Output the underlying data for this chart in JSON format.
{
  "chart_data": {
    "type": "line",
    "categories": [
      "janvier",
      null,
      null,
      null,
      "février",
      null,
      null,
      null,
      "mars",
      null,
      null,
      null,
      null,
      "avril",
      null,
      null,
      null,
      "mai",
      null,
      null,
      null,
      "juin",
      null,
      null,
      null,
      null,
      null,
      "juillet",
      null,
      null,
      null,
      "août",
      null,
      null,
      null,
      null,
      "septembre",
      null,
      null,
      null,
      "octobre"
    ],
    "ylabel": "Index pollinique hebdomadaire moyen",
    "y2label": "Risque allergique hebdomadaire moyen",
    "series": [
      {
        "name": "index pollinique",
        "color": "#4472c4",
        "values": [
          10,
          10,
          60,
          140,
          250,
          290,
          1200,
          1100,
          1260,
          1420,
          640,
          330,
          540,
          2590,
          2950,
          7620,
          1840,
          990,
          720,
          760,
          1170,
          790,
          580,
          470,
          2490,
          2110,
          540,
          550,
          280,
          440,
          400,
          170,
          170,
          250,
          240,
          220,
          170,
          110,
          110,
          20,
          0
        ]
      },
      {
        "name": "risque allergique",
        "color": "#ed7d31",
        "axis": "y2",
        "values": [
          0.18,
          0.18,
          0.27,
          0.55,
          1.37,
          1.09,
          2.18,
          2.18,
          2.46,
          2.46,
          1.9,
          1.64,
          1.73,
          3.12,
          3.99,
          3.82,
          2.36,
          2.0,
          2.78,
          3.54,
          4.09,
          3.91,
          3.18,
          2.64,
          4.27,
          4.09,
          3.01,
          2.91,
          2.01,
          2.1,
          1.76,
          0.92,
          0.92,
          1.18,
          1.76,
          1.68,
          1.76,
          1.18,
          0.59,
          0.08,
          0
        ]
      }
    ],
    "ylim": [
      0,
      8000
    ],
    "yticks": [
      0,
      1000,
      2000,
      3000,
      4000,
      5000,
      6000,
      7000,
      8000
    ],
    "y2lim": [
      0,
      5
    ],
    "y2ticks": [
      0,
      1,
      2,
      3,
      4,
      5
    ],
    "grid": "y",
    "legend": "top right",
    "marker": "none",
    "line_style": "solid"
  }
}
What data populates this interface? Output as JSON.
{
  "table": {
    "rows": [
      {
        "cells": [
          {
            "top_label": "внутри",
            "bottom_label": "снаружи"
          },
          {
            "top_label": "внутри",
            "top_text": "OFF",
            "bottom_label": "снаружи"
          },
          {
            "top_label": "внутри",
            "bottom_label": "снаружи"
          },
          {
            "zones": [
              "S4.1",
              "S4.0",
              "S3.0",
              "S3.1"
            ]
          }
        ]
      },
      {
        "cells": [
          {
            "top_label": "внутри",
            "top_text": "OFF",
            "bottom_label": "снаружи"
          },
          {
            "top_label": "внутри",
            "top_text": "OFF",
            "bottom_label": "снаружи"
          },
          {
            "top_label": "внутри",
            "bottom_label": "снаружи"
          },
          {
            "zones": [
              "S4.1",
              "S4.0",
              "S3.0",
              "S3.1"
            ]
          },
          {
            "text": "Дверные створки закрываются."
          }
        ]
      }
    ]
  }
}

**Exercise prompt**. Give again only the lines of the material above that run from the one with "What data populates" through the end, both included, exactly as they appear.

**Task solution**.
What data populates this interface? Output as JSON.
{
  "table": {
    "rows": [
      {
        "cells": [
          {
            "top_label": "внутри",
            "bottom_label": "снаружи"
          },
          {
            "top_label": "внутри",
            "top_text": "OFF",
            "bottom_label": "снаружи"
          },
          {
            "top_label": "внутри",
            "bottom_label": "снаружи"
          },
          {
            "zones": [
              "S4.1",
              "S4.0",
              "S3.0",
              "S3.1"
            ]
          }
        ]
      },
      {
        "cells": [
          {
            "top_label": "внутри",
            "top_text": "OFF",
            "bottom_label": "снаружи"
          },
          {
            "top_label": "внутри",
            "top_text": "OFF",
            "bottom_label": "снаружи"
          },
          {
            "top_label": "внутри",
            "bottom_label": "снаружи"
          },
          {
            "zones": [
              "S4.1",
              "S4.0",
              "S3.0",
              "S3.1"
            ]
          },
          {
            "text": "Дверные створки закрываются."
          }
        ]
      }
    ]
  }
}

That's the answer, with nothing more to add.